→ **Problem description**: Repeat all of the material exactly as given.

→ **Input material**:
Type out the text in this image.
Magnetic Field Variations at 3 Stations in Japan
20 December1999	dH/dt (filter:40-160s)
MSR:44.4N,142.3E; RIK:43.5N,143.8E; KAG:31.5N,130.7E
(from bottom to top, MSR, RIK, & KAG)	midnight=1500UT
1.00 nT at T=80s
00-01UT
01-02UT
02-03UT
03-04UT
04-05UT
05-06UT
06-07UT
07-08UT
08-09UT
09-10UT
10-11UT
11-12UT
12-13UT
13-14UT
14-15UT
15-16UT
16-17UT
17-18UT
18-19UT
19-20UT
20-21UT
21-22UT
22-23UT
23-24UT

→ **Answer to this exercise**:
Type out the text in this image.
Magnetic Field Variations at 3 Stations in Japan
20 December1999	dH/dt (filter:40-160s)
MSR:44.4N,142.3E; RIK:43.5N,143.8E; KAG:31.5N,130.7E
(from bottom to top, MSR, RIK, & KAG)	midnight=1500UT
1.00 nT at T=80s
00-01UT
01-02UT
02-03UT
03-04UT
04-05UT
05-06UT
06-07UT
07-08UT
08-09UT
09-10UT
10-11UT
11-12UT
12-13UT
13-14UT
14-15UT
15-16UT
16-17UT
17-18UT
18-19UT
19-20UT
20-21UT
21-22UT
22-23UT
23-24UT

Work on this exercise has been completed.